> **Task directions**:
Each entry must appear again exactly as it does in the source.

(Data records)

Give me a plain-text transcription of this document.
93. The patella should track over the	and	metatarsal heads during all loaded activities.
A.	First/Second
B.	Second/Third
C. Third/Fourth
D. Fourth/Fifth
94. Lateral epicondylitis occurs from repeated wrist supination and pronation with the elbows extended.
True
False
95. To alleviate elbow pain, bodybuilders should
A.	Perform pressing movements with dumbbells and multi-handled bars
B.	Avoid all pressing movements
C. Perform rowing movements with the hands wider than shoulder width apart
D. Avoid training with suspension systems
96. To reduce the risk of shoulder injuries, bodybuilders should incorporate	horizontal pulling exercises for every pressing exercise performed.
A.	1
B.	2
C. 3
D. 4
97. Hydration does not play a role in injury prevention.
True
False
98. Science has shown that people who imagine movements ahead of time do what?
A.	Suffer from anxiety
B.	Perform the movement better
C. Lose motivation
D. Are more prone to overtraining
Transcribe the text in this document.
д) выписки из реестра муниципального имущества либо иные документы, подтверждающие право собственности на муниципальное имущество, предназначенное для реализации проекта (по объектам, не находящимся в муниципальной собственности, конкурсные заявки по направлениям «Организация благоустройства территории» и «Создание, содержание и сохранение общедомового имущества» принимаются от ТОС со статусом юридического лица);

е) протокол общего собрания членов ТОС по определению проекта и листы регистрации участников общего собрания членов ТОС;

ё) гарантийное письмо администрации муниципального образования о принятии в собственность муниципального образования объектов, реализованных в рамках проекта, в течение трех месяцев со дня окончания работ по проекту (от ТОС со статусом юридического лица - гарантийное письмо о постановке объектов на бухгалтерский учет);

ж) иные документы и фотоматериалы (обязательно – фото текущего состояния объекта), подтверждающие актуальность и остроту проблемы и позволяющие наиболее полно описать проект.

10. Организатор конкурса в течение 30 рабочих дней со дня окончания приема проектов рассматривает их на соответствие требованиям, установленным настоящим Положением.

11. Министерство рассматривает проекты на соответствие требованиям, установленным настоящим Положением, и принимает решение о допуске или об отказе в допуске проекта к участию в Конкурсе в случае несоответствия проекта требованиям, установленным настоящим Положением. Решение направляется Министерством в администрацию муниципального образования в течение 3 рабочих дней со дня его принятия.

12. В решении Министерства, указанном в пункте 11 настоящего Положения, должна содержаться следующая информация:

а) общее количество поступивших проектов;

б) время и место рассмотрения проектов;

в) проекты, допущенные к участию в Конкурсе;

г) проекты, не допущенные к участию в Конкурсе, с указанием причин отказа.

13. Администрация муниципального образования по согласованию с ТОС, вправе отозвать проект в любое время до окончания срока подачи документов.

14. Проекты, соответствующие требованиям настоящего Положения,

> **Answer for this exercise**:
Give me a plain-text transcription of this document.
93. The patella should track over the	and	metatarsal heads during all loaded activities.
A.	First/Second
B.	Second/Third
C. Third/Fourth
D. Fourth/Fifth
94. Lateral epicondylitis occurs from repeated wrist supination and pronation with the elbows extended.
True
False
95. To alleviate elbow pain, bodybuilders should
A.	Perform pressing movements with dumbbells and multi-handled bars
B.	Avoid all pressing movements
C. Perform rowing movements with the hands wider than shoulder width apart
D. Avoid training with suspension systems
96. To reduce the risk of shoulder injuries, bodybuilders should incorporate	horizontal pulling exercises for every pressing exercise performed.
A.	1
B.	2
C. 3
D. 4
97. Hydration does not play a role in injury prevention.
True
False
98. Science has shown that people who imagine movements ahead of time do what?
A.	Suffer from anxiety
B.	Perform the movement better
C. Lose motivation
D. Are more prone to overtraining
Transcribe the text in this document.
д) выписки из реестра муниципального имущества либо иные документы, подтверждающие право собственности на муниципальное имущество, предназначенное для реализации проекта (по объектам, не находящимся в муниципальной собственности, конкурсные заявки по направлениям «Организация благоустройства территории» и «Создание, содержание и сохранение общедомового имущества» принимаются от ТОС со статусом юридического лица);

е) протокол общего собрания членов ТОС по определению проекта и листы регистрации участников общего собрания членов ТОС;

ё) гарантийное письмо администрации муниципального образования о принятии в собственность муниципального образования объектов, реализованных в рамках проекта, в течение трех месяцев со дня окончания работ по проекту (от ТОС со статусом юридического лица - гарантийное письмо о постановке объектов на бухгалтерский учет);

ж) иные документы и фотоматериалы (обязательно – фото текущего состояния объекта), подтверждающие актуальность и остроту проблемы и позволяющие наиболее полно описать проект.

10. Организатор конкурса в течение 30 рабочих дней со дня окончания приема проектов рассматривает их на соответствие требованиям, установленным настоящим Положением.

11. Министерство рассматривает проекты на соответствие требованиям, установленным настоящим Положением, и принимает решение о допуске или об отказе в допуске проекта к участию в Конкурсе в случае несоответствия проекта требованиям, установленным настоящим Положением. Решение направляется Министерством в администрацию муниципального образования в течение 3 рабочих дней со дня его принятия.

12. В решении Министерства, указанном в пункте 11 настоящего Положения, должна содержаться следующая информация:

а) общее количество поступивших проектов;

б) время и место рассмотрения проектов;

в) проекты, допущенные к участию в Конкурсе;

г) проекты, не допущенные к участию в Конкурсе, с указанием причин отказа.

13. Администрация муниципального образования по согласованию с ТОС, вправе отозвать проект в любое время до окончания срока подачи документов.

14. Проекты, соответствующие требованиям настоящего Положения,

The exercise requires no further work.